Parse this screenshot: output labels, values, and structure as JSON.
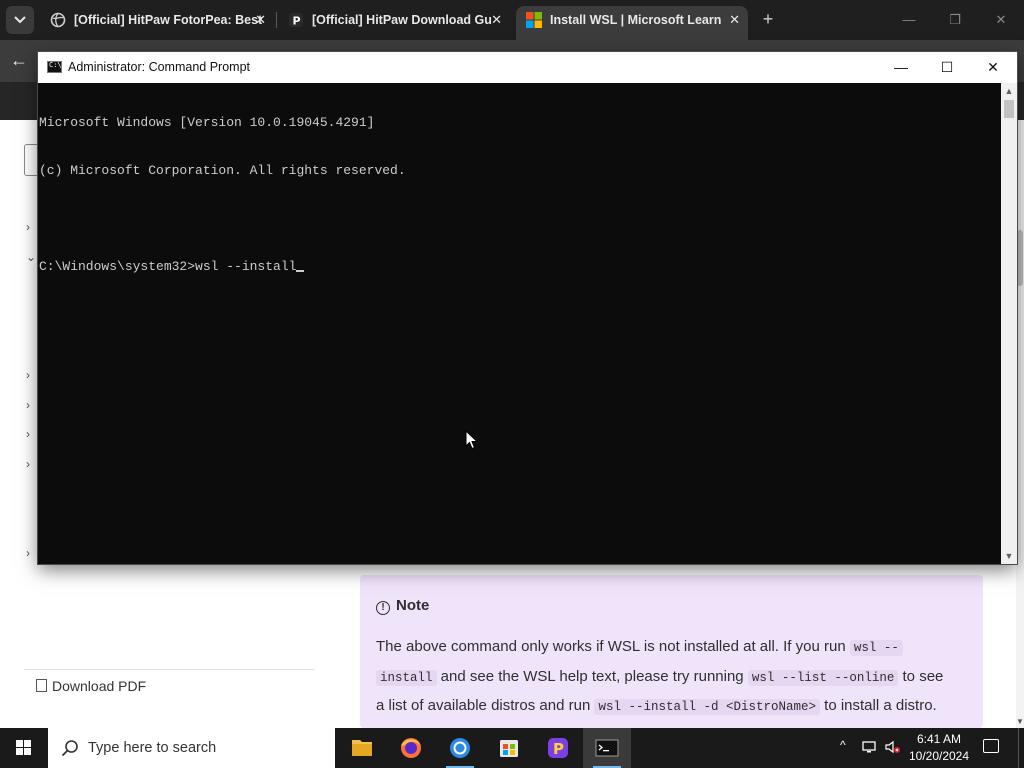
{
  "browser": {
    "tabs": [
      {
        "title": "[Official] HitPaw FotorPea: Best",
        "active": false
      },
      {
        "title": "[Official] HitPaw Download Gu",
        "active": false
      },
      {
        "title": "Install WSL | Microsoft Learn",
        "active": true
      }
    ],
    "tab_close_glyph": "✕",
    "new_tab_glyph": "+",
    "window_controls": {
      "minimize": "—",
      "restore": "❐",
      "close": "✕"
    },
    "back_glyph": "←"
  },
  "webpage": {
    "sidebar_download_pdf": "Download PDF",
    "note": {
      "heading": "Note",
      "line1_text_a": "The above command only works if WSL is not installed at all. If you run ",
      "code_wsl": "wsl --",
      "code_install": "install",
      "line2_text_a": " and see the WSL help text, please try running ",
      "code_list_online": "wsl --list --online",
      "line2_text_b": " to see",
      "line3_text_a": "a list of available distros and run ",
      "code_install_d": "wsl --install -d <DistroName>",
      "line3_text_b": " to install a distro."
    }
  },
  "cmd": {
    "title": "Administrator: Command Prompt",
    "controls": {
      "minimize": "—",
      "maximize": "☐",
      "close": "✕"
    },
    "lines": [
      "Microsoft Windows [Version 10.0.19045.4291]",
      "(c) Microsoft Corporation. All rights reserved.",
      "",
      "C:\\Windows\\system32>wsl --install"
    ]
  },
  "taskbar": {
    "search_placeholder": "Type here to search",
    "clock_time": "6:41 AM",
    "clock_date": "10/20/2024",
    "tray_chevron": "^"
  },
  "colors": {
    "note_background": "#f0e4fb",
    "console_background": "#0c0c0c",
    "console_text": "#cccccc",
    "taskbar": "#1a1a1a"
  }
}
━━━━━━━━━━━━━━━━━━━━
TASK PROMPT
Set down the lines of the records above exactly, apart from the pictures.

RESPONSE TO THE TASK
Parse this screenshot: output labels, values, and structure as JSON.
{
  "browser": {
    "tabs": [
      {
        "title": "[Official] HitPaw FotorPea: Best",
        "active": false
      },
      {
        "title": "[Official] HitPaw Download Gu",
        "active": false
      },
      {
        "title": "Install WSL | Microsoft Learn",
        "active": true
      }
    ],
    "tab_close_glyph": "✕",
    "new_tab_glyph": "+",
    "window_controls": {
      "minimize": "—",
      "restore": "❐",
      "close": "✕"
    },
    "back_glyph": "←"
  },
  "webpage": {
    "sidebar_download_pdf": "Download PDF",
    "note": {
      "heading": "Note",
      "line1_text_a": "The above command only works if WSL is not installed at all. If you run ",
      "code_wsl": "wsl --",
      "code_install": "install",
      "line2_text_a": " and see the WSL help text, please try running ",
      "code_list_online": "wsl --list --online",
      "line2_text_b": " to see",
      "line3_text_a": "a list of available distros and run ",
      "code_install_d": "wsl --install -d <DistroName>",
      "line3_text_b": " to install a distro."
    }
  },
  "cmd": {
    "title": "Administrator: Command Prompt",
    "controls": {
      "minimize": "—",
      "maximize": "☐",
      "close": "✕"
    },
    "lines": [
      "Microsoft Windows [Version 10.0.19045.4291]",
      "(c) Microsoft Corporation. All rights reserved.",
      "",
      "C:\\Windows\\system32>wsl --install"
    ]
  },
  "taskbar": {
    "search_placeholder": "Type here to search",
    "clock_time": "6:41 AM",
    "clock_date": "10/20/2024",
    "tray_chevron": "^"
  },
  "colors": {
    "note_background": "#f0e4fb",
    "console_background": "#0c0c0c",
    "console_text": "#cccccc",
    "taskbar": "#1a1a1a"
  }
}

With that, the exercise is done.